-- About this task --
Among the lines of the material below, count those holding "title". Report the number by itself.

═════ Input data

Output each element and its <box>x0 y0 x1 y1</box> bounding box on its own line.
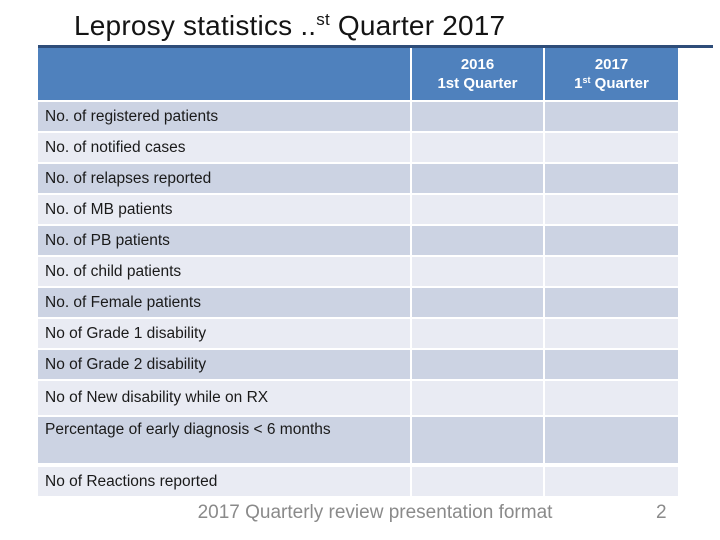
row-label: No. of relapses reported <box>38 164 410 193</box>
value-cell-2016 <box>412 467 543 496</box>
header-2016-year: 2016 <box>460 55 495 73</box>
header-2017-year: 2017 <box>594 55 629 73</box>
table-row-child-patients: No. of child patients <box>38 257 678 286</box>
value-cell-2017 <box>545 195 678 224</box>
slide-title-superscript: st <box>316 10 330 29</box>
row-label: No. of registered patients <box>38 102 410 131</box>
table-row-notified-cases: No. of notified cases <box>38 133 678 162</box>
table-row-new-disability-on-rx: No of New disability while on RX <box>38 381 678 415</box>
value-cell-2016 <box>412 381 543 415</box>
slide-title-text: Leprosy statistics .. <box>74 10 317 41</box>
value-cell-2017 <box>545 257 678 286</box>
row-label: No. of child patients <box>38 257 410 286</box>
value-cell-2016 <box>412 319 543 348</box>
value-cell-2016 <box>412 288 543 317</box>
header-cell-2017: 2017 1st Quarter <box>545 48 678 100</box>
header-cell-blank <box>38 48 410 100</box>
row-label: No. of Female patients <box>38 288 410 317</box>
value-cell-2016 <box>412 417 543 463</box>
value-cell-2017 <box>545 417 678 463</box>
value-cell-2017 <box>545 288 678 317</box>
table-row-grade2-disability: No of Grade 2 disability <box>38 350 678 379</box>
value-cell-2017 <box>545 102 678 131</box>
row-label: Percentage of early diagnosis < 6 months <box>38 417 410 463</box>
footer-text: 2017 Quarterly review presentation forma… <box>197 502 553 523</box>
table-row-registered-patients: No. of registered patients <box>38 102 678 131</box>
value-cell-2016 <box>412 102 543 131</box>
header-2017-quarter-superscript: st <box>582 75 591 85</box>
table-header-row: 2016 1st Quarter 2017 1st Quarter <box>38 48 678 100</box>
value-cell-2016 <box>412 164 543 193</box>
table-row-pb-patients: No. of PB patients <box>38 226 678 255</box>
value-cell-2017 <box>545 133 678 162</box>
row-label: No. of MB patients <box>38 195 410 224</box>
header-2017-quarter: 1st Quarter <box>574 75 649 92</box>
value-cell-2016 <box>412 350 543 379</box>
slide-title: Leprosy statistics ..st Quarter 2017 <box>74 10 505 42</box>
value-cell-2017 <box>545 381 678 415</box>
value-cell-2016 <box>412 195 543 224</box>
row-label: No. of PB patients <box>38 226 410 255</box>
table-row-relapses-reported: No. of relapses reported <box>38 164 678 193</box>
page-number: 2 <box>656 502 667 523</box>
row-label: No. of notified cases <box>38 133 410 162</box>
row-label: No of Grade 1 disability <box>38 319 410 348</box>
value-cell-2017 <box>545 467 678 496</box>
value-cell-2016 <box>412 257 543 286</box>
table-row-female-patients: No. of Female patients <box>38 288 678 317</box>
statistics-table: 2016 1st Quarter 2017 1st Quarter No. of… <box>38 48 678 498</box>
value-cell-2016 <box>412 226 543 255</box>
header-2016-quarter: 1st Quarter <box>437 75 518 92</box>
value-cell-2016 <box>412 133 543 162</box>
header-cell-2016: 2016 1st Quarter <box>412 48 543 100</box>
table-row-early-diagnosis-percentage: Percentage of early diagnosis < 6 months <box>38 417 678 463</box>
value-cell-2017 <box>545 164 678 193</box>
table-row-grade1-disability: No of Grade 1 disability <box>38 319 678 348</box>
title-underline-rule <box>38 45 713 48</box>
row-label: No of Grade 2 disability <box>38 350 410 379</box>
row-label: No of New disability while on RX <box>38 381 410 415</box>
value-cell-2017 <box>545 319 678 348</box>
slide-title-text-after: Quarter 2017 <box>329 10 506 41</box>
table-row-mb-patients: No. of MB patients <box>38 195 678 224</box>
value-cell-2017 <box>545 350 678 379</box>
value-cell-2017 <box>545 226 678 255</box>
row-label: No of Reactions reported <box>38 467 410 496</box>
table-row-reactions-reported: No of Reactions reported <box>38 467 678 496</box>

══════════

-- Answer box --
5